* **DESCRIPTION OF THE TASK**
In your copy, leave out the pictures and repeat the entries below exactly.

-*-*-

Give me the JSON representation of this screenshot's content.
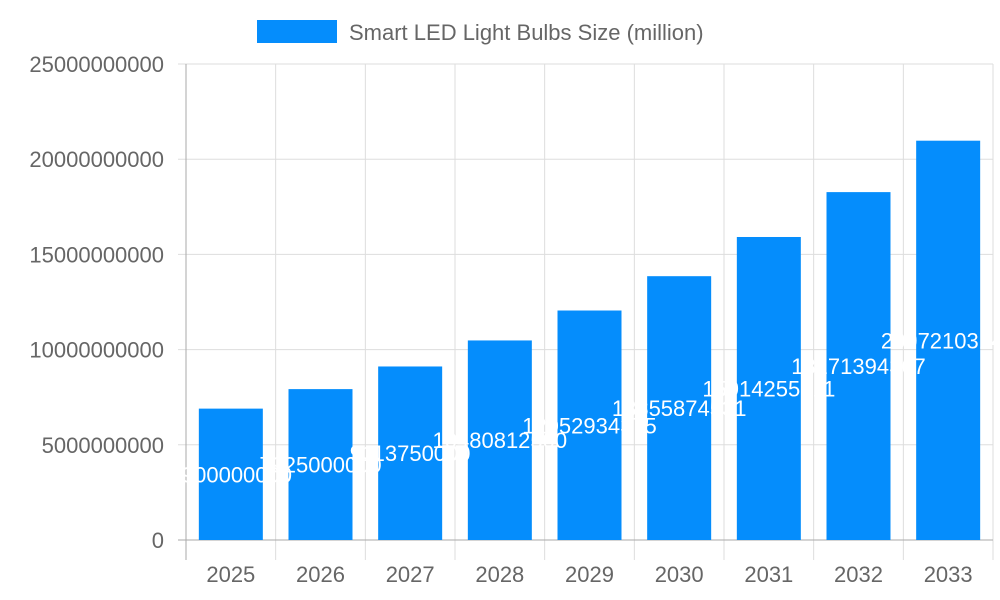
{
  "chart_data": {
    "type": "bar",
    "categories": [
      "2025",
      "2026",
      "2027",
      "2028",
      "2029",
      "2030",
      "2031",
      "2032",
      "2033"
    ],
    "series": [
      {
        "name": "Smart LED Light Bulbs Size (million)",
        "values": [
          6900000000,
          7925000000,
          9113750000,
          10480812500,
          12052934375,
          13855874531,
          15914255711,
          18271394367,
          20972103143
        ]
      }
    ],
    "ylim": [
      0,
      25000000000
    ],
    "yticks": [
      "0",
      "5000000000",
      "10000000000",
      "15000000000",
      "20000000000",
      "25000000000"
    ],
    "grid": true,
    "legend": "top",
    "color": "#058DFC"
  }
}
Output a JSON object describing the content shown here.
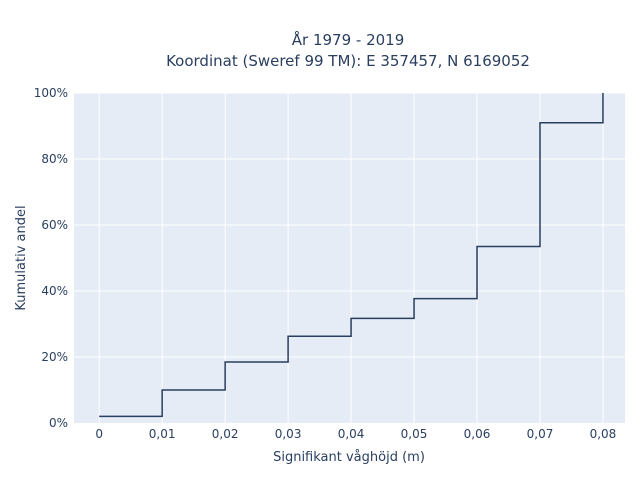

-*-*-

* **FULL ANSWER**
Give me the JSON representation of this screenshot's content.
{
  "chart_data": {
    "type": "bar",
    "categories": [
      "2025",
      "2026",
      "2027",
      "2028",
      "2029",
      "2030",
      "2031",
      "2032",
      "2033"
    ],
    "series": [
      {
        "name": "Smart LED Light Bulbs Size (million)",
        "values": [
          6900000000,
          7925000000,
          9113750000,
          10480812500,
          12052934375,
          13855874531,
          15914255711,
          18271394367,
          20972103143
        ]
      }
    ],
    "ylim": [
      0,
      25000000000
    ],
    "yticks": [
      "0",
      "5000000000",
      "10000000000",
      "15000000000",
      "20000000000",
      "25000000000"
    ],
    "grid": true,
    "legend": "top",
    "color": "#058DFC"
  }
}
Output a JSON object describing the content shown here.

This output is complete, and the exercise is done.